_Set exercise_: Exclude the pictures, then copy all remaining records exactly.

[Collected data]
>>>>

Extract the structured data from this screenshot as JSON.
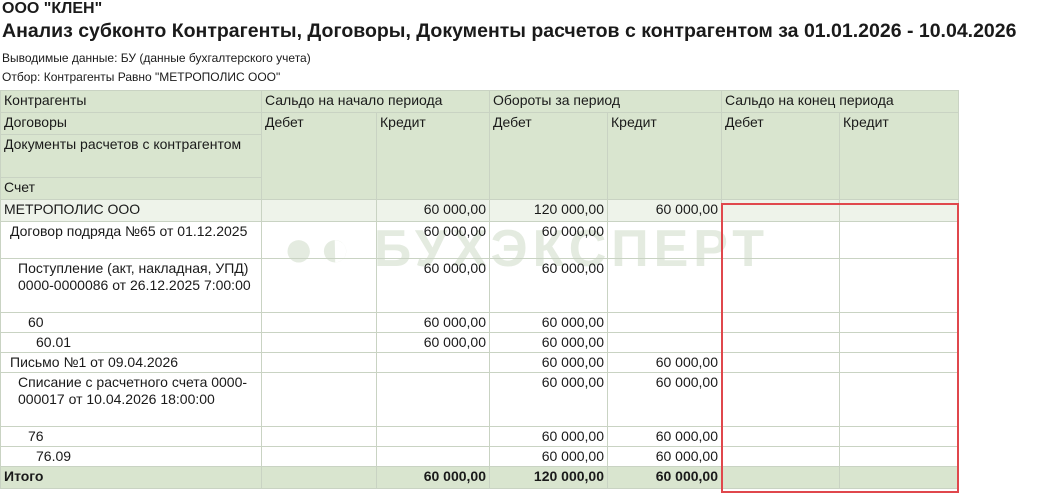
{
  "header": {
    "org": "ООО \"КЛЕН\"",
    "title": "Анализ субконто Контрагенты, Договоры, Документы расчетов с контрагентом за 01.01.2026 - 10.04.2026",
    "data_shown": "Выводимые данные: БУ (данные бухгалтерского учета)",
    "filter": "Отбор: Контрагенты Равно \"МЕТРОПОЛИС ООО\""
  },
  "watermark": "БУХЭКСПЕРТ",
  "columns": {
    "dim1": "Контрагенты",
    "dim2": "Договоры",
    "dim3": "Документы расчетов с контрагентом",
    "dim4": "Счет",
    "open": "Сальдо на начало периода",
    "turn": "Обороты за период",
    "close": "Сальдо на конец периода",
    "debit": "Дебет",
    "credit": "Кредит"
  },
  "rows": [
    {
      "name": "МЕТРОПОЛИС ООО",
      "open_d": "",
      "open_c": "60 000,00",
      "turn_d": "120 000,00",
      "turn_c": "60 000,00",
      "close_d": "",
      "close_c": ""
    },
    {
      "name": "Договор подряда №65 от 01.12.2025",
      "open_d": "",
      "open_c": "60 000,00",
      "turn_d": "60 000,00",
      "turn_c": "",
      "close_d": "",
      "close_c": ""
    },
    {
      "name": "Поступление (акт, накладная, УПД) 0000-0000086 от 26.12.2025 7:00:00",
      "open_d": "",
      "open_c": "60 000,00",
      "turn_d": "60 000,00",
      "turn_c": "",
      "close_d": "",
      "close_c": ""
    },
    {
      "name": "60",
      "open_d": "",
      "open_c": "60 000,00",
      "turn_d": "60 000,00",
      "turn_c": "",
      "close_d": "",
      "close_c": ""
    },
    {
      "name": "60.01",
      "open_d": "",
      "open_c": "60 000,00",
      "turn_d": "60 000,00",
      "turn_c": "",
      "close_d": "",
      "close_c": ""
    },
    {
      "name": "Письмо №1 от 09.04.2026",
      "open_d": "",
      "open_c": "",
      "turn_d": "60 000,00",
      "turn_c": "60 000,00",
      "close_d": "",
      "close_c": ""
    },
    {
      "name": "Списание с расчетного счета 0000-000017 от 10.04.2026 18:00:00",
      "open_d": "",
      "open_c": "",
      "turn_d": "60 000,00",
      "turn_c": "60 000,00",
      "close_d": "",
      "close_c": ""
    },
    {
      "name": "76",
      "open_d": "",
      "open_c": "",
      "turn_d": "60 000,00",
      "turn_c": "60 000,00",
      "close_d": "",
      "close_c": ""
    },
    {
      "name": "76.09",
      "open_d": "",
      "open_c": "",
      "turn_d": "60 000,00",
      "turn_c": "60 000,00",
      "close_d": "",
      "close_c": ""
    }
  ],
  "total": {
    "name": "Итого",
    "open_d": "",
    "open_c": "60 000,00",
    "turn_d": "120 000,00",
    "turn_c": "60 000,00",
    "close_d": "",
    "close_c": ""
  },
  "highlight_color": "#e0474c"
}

<<<<

_Solution to this exercise_:
Extract the structured data from this screenshot as JSON.
{
  "header": {
    "org": "ООО \"КЛЕН\"",
    "title": "Анализ субконто Контрагенты, Договоры, Документы расчетов с контрагентом за 01.01.2026 - 10.04.2026",
    "data_shown": "Выводимые данные: БУ (данные бухгалтерского учета)",
    "filter": "Отбор: Контрагенты Равно \"МЕТРОПОЛИС ООО\""
  },
  "watermark": "БУХЭКСПЕРТ",
  "columns": {
    "dim1": "Контрагенты",
    "dim2": "Договоры",
    "dim3": "Документы расчетов с контрагентом",
    "dim4": "Счет",
    "open": "Сальдо на начало периода",
    "turn": "Обороты за период",
    "close": "Сальдо на конец периода",
    "debit": "Дебет",
    "credit": "Кредит"
  },
  "rows": [
    {
      "name": "МЕТРОПОЛИС ООО",
      "open_d": "",
      "open_c": "60 000,00",
      "turn_d": "120 000,00",
      "turn_c": "60 000,00",
      "close_d": "",
      "close_c": ""
    },
    {
      "name": "Договор подряда №65 от 01.12.2025",
      "open_d": "",
      "open_c": "60 000,00",
      "turn_d": "60 000,00",
      "turn_c": "",
      "close_d": "",
      "close_c": ""
    },
    {
      "name": "Поступление (акт, накладная, УПД) 0000-0000086 от 26.12.2025 7:00:00",
      "open_d": "",
      "open_c": "60 000,00",
      "turn_d": "60 000,00",
      "turn_c": "",
      "close_d": "",
      "close_c": ""
    },
    {
      "name": "60",
      "open_d": "",
      "open_c": "60 000,00",
      "turn_d": "60 000,00",
      "turn_c": "",
      "close_d": "",
      "close_c": ""
    },
    {
      "name": "60.01",
      "open_d": "",
      "open_c": "60 000,00",
      "turn_d": "60 000,00",
      "turn_c": "",
      "close_d": "",
      "close_c": ""
    },
    {
      "name": "Письмо №1 от 09.04.2026",
      "open_d": "",
      "open_c": "",
      "turn_d": "60 000,00",
      "turn_c": "60 000,00",
      "close_d": "",
      "close_c": ""
    },
    {
      "name": "Списание с расчетного счета 0000-000017 от 10.04.2026 18:00:00",
      "open_d": "",
      "open_c": "",
      "turn_d": "60 000,00",
      "turn_c": "60 000,00",
      "close_d": "",
      "close_c": ""
    },
    {
      "name": "76",
      "open_d": "",
      "open_c": "",
      "turn_d": "60 000,00",
      "turn_c": "60 000,00",
      "close_d": "",
      "close_c": ""
    },
    {
      "name": "76.09",
      "open_d": "",
      "open_c": "",
      "turn_d": "60 000,00",
      "turn_c": "60 000,00",
      "close_d": "",
      "close_c": ""
    }
  ],
  "total": {
    "name": "Итого",
    "open_d": "",
    "open_c": "60 000,00",
    "turn_d": "120 000,00",
    "turn_c": "60 000,00",
    "close_d": "",
    "close_c": ""
  },
  "highlight_color": "#e0474c"
}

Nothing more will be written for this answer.